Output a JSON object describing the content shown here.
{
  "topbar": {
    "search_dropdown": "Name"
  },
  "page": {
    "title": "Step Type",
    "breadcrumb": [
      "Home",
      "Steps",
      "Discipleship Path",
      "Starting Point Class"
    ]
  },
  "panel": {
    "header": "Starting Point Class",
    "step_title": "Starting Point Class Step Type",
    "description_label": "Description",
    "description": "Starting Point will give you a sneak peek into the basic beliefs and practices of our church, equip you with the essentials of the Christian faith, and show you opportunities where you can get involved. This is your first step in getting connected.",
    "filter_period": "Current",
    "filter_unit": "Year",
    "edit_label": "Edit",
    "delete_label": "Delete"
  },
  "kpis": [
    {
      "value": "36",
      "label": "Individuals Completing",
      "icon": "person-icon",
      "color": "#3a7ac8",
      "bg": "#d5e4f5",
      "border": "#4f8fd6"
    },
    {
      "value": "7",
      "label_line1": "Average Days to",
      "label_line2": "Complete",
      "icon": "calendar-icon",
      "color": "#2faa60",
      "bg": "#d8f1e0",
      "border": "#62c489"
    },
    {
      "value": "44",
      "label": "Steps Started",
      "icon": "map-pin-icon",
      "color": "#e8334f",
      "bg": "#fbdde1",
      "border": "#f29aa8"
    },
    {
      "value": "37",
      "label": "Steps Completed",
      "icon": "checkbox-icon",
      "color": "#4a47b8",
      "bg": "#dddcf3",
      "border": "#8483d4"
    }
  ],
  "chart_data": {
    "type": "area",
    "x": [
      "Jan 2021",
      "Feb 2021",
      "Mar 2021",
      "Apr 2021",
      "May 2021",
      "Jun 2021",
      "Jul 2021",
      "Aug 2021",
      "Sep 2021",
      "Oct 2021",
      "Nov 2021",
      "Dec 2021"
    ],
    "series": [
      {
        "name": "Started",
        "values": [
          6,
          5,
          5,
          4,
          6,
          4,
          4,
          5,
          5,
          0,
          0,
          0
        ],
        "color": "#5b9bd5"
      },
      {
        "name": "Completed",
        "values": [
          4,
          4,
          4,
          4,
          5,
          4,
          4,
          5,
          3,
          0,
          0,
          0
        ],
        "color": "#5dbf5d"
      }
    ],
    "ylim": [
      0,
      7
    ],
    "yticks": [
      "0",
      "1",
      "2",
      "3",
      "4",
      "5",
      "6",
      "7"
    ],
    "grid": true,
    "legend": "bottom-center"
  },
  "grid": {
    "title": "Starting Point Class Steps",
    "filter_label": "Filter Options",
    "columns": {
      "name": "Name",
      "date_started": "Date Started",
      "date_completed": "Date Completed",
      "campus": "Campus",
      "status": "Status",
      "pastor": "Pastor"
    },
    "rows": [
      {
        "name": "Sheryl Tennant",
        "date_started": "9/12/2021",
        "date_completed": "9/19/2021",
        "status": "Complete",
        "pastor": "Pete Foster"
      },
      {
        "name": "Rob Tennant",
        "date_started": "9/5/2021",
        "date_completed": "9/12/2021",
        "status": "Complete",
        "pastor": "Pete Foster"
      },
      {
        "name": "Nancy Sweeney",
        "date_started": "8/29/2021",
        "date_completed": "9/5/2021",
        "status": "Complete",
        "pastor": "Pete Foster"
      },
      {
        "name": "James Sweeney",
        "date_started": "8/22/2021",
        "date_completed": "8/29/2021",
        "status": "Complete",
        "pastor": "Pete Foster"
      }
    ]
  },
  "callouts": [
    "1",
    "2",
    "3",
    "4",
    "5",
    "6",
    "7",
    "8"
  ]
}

•••••

- **What to do**
Transcribe the whole listing with nothing added or left out.

- **Reply to the task**
Output a JSON object describing the content shown here.
{
  "topbar": {
    "search_dropdown": "Name"
  },
  "page": {
    "title": "Step Type",
    "breadcrumb": [
      "Home",
      "Steps",
      "Discipleship Path",
      "Starting Point Class"
    ]
  },
  "panel": {
    "header": "Starting Point Class",
    "step_title": "Starting Point Class Step Type",
    "description_label": "Description",
    "description": "Starting Point will give you a sneak peek into the basic beliefs and practices of our church, equip you with the essentials of the Christian faith, and show you opportunities where you can get involved. This is your first step in getting connected.",
    "filter_period": "Current",
    "filter_unit": "Year",
    "edit_label": "Edit",
    "delete_label": "Delete"
  },
  "kpis": [
    {
      "value": "36",
      "label": "Individuals Completing",
      "icon": "person-icon",
      "color": "#3a7ac8",
      "bg": "#d5e4f5",
      "border": "#4f8fd6"
    },
    {
      "value": "7",
      "label_line1": "Average Days to",
      "label_line2": "Complete",
      "icon": "calendar-icon",
      "color": "#2faa60",
      "bg": "#d8f1e0",
      "border": "#62c489"
    },
    {
      "value": "44",
      "label": "Steps Started",
      "icon": "map-pin-icon",
      "color": "#e8334f",
      "bg": "#fbdde1",
      "border": "#f29aa8"
    },
    {
      "value": "37",
      "label": "Steps Completed",
      "icon": "checkbox-icon",
      "color": "#4a47b8",
      "bg": "#dddcf3",
      "border": "#8483d4"
    }
  ],
  "chart_data": {
    "type": "area",
    "x": [
      "Jan 2021",
      "Feb 2021",
      "Mar 2021",
      "Apr 2021",
      "May 2021",
      "Jun 2021",
      "Jul 2021",
      "Aug 2021",
      "Sep 2021",
      "Oct 2021",
      "Nov 2021",
      "Dec 2021"
    ],
    "series": [
      {
        "name": "Started",
        "values": [
          6,
          5,
          5,
          4,
          6,
          4,
          4,
          5,
          5,
          0,
          0,
          0
        ],
        "color": "#5b9bd5"
      },
      {
        "name": "Completed",
        "values": [
          4,
          4,
          4,
          4,
          5,
          4,
          4,
          5,
          3,
          0,
          0,
          0
        ],
        "color": "#5dbf5d"
      }
    ],
    "ylim": [
      0,
      7
    ],
    "yticks": [
      "0",
      "1",
      "2",
      "3",
      "4",
      "5",
      "6",
      "7"
    ],
    "grid": true,
    "legend": "bottom-center"
  },
  "grid": {
    "title": "Starting Point Class Steps",
    "filter_label": "Filter Options",
    "columns": {
      "name": "Name",
      "date_started": "Date Started",
      "date_completed": "Date Completed",
      "campus": "Campus",
      "status": "Status",
      "pastor": "Pastor"
    },
    "rows": [
      {
        "name": "Sheryl Tennant",
        "date_started": "9/12/2021",
        "date_completed": "9/19/2021",
        "status": "Complete",
        "pastor": "Pete Foster"
      },
      {
        "name": "Rob Tennant",
        "date_started": "9/5/2021",
        "date_completed": "9/12/2021",
        "status": "Complete",
        "pastor": "Pete Foster"
      },
      {
        "name": "Nancy Sweeney",
        "date_started": "8/29/2021",
        "date_completed": "9/5/2021",
        "status": "Complete",
        "pastor": "Pete Foster"
      },
      {
        "name": "James Sweeney",
        "date_started": "8/22/2021",
        "date_completed": "8/29/2021",
        "status": "Complete",
        "pastor": "Pete Foster"
      }
    ]
  },
  "callouts": [
    "1",
    "2",
    "3",
    "4",
    "5",
    "6",
    "7",
    "8"
  ]
}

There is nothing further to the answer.